=== WRITTEN PROBLEM ===
In the material below, list every line carrying the string "обрѣзанія".

(Dataset excerpt)
+++

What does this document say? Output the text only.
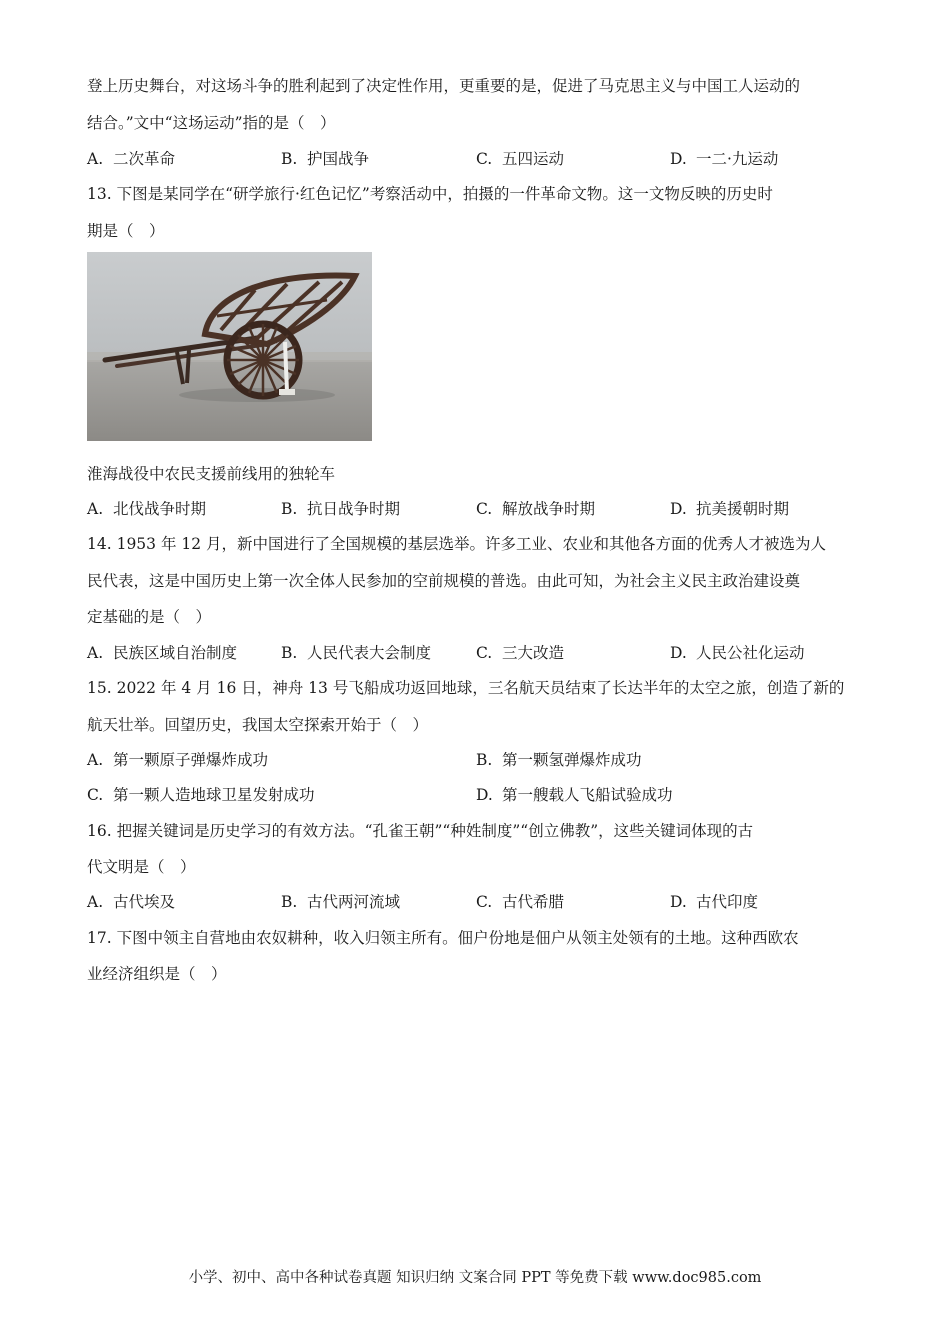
登上历史舞台，对这场斗争的胜利起到了决定性作用，更重要的是，促进了马克思主义与中国工人运动的
结合。”文中“这场运动”指的是（　）
A. 二次革命	B. 护国战争	C. 五四运动	D. 一二·九运动
13. 下图是某同学在“研学旅行·红色记忆”考察活动中，拍摄的一件革命文物。这一文物反映的历史时
期是（　）
淮海战役中农民支援前线用的独轮车
A. 北伐战争时期	B. 抗日战争时期	C. 解放战争时期	D. 抗美援朝时期
14. 1953 年 12 月，新中国进行了全国规模的基层选举。许多工业、农业和其他各方面的优秀人才被选为人
民代表，这是中国历史上第一次全体人民参加的空前规模的普选。由此可知，为社会主义民主政治建设奠
定基础的是（　）
A. 民族区域自治制度	B. 人民代表大会制度	C. 三大改造	D. 人民公社化运动
15. 2022 年 4 月 16 日，神舟 13 号飞船成功返回地球，三名航天员结束了长达半年的太空之旅，创造了新的
航天壮举。回望历史，我国太空探索开始于（　）
A. 第一颗原子弹爆炸成功	B. 第一颗氢弹爆炸成功
C. 第一颗人造地球卫星发射成功	D. 第一艘载人飞船试验成功
16. 把握关键词是历史学习的有效方法。“孔雀王朝”“种姓制度”“创立佛教”，这些关键词体现的古
代文明是（　）
A. 古代埃及	B. 古代两河流域	C. 古代希腊	D. 古代印度
17. 下图中领主自营地由农奴耕种，收入归领主所有。佃户份地是佃户从领主处领有的土地。这种西欧农
业经济组织是（　）
小学、初中、高中各种试卷真题 知识归纳 文案合同 PPT 等免费下载 www.doc985.com
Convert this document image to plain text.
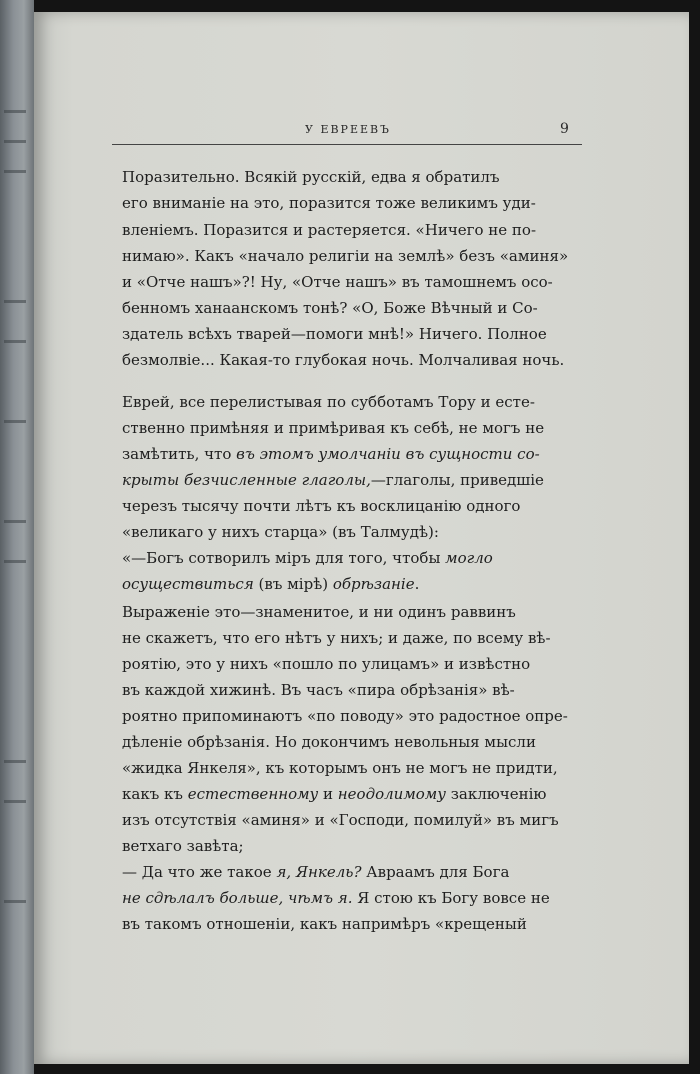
У ЕВРЕЕВЪ	9
Поразительно. Всякій русскій, едва я обратилъ
его вниманіе на это, поразится тоже великимъ уди-
вленіемъ. Поразится и растеряется. «Ничего не по-
нимаю». Какъ «начало религіи на землѣ» безъ «аминя»
и «Отче нашъ»?! Ну, «Отче нашъ» въ тамошнемъ осо-
бенномъ ханаанскомъ тонѣ? «О, Боже Вѣчный и Со-
здатель всѣхъ тварей—помоги мнѣ!» Ничего. Полное
безмолвіе... Какая-то глубокая ночь. Молчаливая ночь.
Еврей, все перелистывая по субботамъ Тору и есте-
ственно примѣняя и примѣривая къ себѣ, не могъ не
замѣтить, что въ этомъ умолчаніи въ сущности со-
крыты безчисленные глаголы,—глаголы, приведшіе
черезъ тысячу почти лѣтъ къ восклицанію одного
«великаго у нихъ старца» (въ Талмудѣ):
«—Богъ сотворилъ міръ для того, чтобы могло
осуществиться (въ мірѣ) обрѣзаніе.
Выраженіе это—знаменитое, и ни одинъ раввинъ
не скажетъ, что его нѣтъ у нихъ; и даже, по всему вѣ-
роятію, это у нихъ «пошло по улицамъ» и извѣстно
въ каждой хижинѣ. Въ часъ «пира обрѣзанія» вѣ-
роятно припоминаютъ «по поводу» это радостное опре-
дѣленіе обрѣзанія. Но докончимъ невольныя мысли
«жидка Янкеля», къ которымъ онъ не могъ не придти,
какъ къ естественному и неодолимому заключенію
изъ отсутствія «аминя» и «Господи, помилуй» въ мигъ
ветхаго завѣта;
— Да что же такое я, Янкель? Авраамъ для Бога
не сдѣлалъ больше, чѣмъ я. Я стою къ Богу вовсе не
въ такомъ отношеніи, какъ напримѣръ «крещеный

+++

=== SOLUTION ===
въ каждой хижинѣ. Въ часъ «пира обрѣзанія» вѣ-
дѣленіе обрѣзанія. Но докончимъ невольныя мысли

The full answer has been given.